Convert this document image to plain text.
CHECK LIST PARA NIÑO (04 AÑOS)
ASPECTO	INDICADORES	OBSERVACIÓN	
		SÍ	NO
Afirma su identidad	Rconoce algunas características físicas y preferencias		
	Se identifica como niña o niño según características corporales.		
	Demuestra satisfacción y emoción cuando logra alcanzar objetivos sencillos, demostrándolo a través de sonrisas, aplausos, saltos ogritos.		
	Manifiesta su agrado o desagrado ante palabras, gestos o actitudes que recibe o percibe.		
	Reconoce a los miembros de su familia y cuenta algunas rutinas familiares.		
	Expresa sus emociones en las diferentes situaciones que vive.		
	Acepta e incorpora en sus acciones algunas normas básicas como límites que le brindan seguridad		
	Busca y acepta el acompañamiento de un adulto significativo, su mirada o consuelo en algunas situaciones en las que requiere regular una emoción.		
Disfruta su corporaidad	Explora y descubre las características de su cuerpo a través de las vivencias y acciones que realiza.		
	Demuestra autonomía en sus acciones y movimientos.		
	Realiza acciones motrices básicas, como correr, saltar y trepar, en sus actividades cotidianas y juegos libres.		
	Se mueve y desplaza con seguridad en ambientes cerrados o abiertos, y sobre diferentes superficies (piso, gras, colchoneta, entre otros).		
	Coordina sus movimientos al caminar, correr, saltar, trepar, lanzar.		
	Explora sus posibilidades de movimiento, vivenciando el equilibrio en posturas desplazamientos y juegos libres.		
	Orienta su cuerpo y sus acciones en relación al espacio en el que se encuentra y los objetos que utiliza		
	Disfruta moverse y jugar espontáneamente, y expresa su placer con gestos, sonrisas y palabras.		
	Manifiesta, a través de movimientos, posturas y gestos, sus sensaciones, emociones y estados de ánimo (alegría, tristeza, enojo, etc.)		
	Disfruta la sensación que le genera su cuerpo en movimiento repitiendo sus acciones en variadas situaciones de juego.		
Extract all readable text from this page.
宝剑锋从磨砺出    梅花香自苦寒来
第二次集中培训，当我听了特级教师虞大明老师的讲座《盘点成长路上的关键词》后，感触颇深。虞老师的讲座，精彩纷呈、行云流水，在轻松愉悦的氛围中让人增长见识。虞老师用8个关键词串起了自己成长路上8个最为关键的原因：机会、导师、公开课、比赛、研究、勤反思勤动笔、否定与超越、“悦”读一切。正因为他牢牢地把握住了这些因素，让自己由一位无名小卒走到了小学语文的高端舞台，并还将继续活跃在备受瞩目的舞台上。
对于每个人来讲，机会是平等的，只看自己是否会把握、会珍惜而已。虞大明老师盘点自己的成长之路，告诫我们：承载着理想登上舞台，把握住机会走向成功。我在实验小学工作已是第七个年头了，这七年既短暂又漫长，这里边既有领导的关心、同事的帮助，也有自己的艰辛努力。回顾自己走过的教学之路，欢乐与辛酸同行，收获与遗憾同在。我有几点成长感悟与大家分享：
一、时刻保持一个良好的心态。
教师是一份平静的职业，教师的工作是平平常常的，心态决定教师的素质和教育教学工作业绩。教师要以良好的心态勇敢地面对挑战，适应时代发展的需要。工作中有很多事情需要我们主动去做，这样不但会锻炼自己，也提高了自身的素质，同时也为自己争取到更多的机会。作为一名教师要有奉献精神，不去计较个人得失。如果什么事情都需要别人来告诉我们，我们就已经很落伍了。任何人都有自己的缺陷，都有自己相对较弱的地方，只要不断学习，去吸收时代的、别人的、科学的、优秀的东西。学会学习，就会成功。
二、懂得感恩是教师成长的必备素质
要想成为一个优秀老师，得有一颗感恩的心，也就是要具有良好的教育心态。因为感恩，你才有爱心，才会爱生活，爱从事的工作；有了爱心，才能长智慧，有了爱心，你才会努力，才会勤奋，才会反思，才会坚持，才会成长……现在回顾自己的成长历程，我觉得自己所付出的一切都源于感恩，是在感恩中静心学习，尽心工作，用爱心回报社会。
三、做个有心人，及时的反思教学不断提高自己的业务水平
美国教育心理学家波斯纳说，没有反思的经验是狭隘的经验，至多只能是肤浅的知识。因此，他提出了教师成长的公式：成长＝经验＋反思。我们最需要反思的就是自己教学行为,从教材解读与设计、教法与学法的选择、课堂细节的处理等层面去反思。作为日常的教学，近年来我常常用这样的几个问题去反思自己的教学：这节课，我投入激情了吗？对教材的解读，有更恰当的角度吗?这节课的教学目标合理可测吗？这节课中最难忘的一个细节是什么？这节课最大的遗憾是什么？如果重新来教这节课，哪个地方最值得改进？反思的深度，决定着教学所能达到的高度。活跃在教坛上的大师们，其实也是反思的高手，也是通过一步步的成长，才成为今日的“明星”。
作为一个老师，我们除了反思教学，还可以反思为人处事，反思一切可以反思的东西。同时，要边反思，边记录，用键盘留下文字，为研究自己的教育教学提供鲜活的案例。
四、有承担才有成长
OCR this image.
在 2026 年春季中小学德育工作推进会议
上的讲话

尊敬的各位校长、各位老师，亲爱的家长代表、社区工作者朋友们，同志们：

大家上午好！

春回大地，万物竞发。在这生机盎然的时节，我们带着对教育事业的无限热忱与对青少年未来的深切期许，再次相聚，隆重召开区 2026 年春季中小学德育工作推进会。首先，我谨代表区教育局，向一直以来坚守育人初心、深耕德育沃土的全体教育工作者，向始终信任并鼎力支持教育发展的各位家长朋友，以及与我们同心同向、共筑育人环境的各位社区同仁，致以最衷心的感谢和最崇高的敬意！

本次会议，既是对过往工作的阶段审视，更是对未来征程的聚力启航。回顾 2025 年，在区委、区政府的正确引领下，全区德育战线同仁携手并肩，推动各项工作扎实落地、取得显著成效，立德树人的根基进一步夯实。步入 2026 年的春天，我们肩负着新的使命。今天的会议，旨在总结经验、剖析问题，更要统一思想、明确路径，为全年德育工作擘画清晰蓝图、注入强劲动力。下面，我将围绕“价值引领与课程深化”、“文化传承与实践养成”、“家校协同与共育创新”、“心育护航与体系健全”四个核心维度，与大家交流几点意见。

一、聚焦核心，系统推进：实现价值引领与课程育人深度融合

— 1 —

______

What to produce: Every line of the records that includes the word "correr" should be gathered.

Correct response:
	Realiza acciones motrices básicas, como correr, saltar y trepar, en sus actividades cotidianas y juegos libres.		
	Coordina sus movimientos al caminar, correr, saltar, trepar, lanzar.		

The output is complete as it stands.